§ Instructions to follow: List each line holding the string "correct".

§ Task data:
━━━━━━━━━━━━━━━━
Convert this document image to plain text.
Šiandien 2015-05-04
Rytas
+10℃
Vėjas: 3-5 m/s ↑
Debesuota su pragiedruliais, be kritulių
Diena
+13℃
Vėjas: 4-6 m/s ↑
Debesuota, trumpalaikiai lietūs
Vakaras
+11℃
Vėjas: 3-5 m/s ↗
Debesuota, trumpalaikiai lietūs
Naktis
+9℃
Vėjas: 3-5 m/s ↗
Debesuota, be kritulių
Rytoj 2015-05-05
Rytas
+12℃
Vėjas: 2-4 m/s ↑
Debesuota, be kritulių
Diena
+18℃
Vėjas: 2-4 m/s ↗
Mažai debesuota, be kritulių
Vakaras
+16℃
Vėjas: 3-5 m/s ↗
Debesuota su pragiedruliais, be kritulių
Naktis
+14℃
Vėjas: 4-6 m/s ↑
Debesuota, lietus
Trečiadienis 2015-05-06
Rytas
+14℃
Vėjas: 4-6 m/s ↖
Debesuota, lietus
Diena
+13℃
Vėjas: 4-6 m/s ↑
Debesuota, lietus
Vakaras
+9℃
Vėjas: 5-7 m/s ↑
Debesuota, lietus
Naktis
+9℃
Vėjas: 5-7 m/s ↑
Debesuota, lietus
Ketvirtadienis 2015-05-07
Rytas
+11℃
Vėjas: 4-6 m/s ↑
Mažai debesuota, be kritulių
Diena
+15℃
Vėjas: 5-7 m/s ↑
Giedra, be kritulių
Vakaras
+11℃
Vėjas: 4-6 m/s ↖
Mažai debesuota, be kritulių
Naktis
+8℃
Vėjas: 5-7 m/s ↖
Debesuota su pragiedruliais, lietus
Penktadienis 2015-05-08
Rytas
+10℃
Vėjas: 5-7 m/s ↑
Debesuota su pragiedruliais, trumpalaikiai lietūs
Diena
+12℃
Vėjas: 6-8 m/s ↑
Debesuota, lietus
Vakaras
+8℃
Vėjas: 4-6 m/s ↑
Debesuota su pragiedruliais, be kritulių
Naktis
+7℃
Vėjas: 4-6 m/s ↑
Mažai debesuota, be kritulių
━━━━━━━━━━━━━━━━
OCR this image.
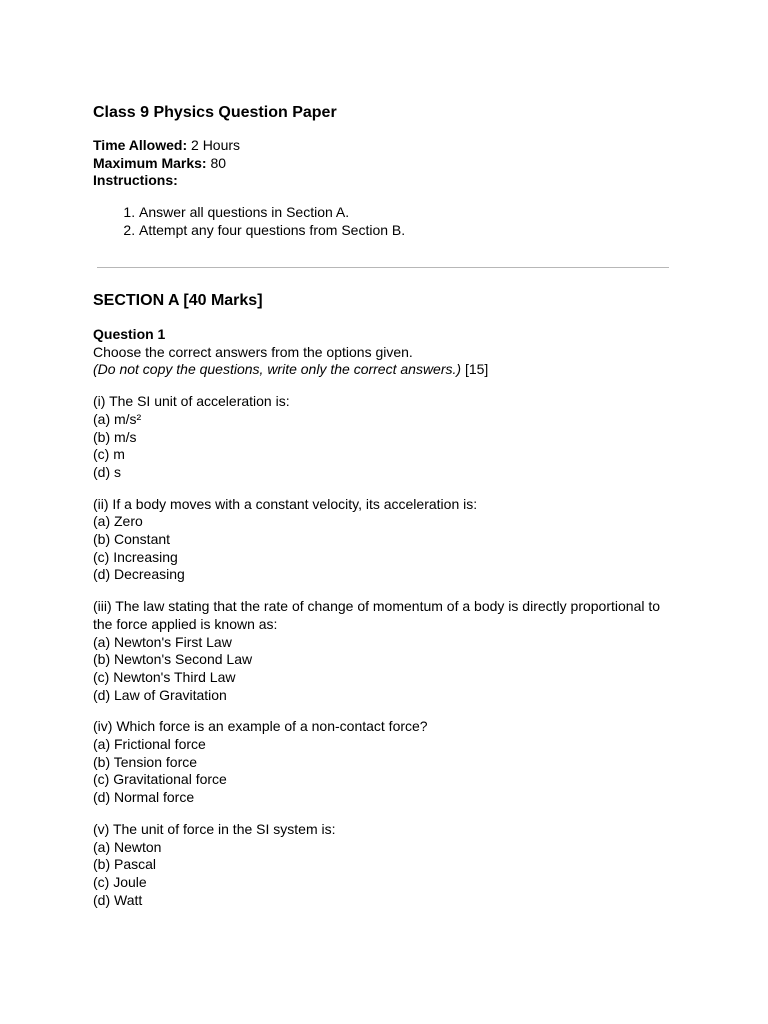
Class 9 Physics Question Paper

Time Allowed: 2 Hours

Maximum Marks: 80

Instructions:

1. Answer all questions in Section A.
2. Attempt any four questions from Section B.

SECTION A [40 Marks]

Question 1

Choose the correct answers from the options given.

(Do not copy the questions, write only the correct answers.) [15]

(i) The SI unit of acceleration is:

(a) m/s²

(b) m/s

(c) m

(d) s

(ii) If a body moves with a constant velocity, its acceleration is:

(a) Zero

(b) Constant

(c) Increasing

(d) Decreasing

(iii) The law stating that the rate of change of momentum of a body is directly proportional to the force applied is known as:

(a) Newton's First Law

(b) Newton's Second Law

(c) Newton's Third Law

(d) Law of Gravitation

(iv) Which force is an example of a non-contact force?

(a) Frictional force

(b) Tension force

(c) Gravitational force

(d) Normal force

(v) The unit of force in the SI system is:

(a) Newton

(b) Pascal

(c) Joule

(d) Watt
━━━━━━━━━━━━━━━━
§ Solution:
Choose the correct answers from the options given.
(Do not copy the questions, write only the correct answers.) [15]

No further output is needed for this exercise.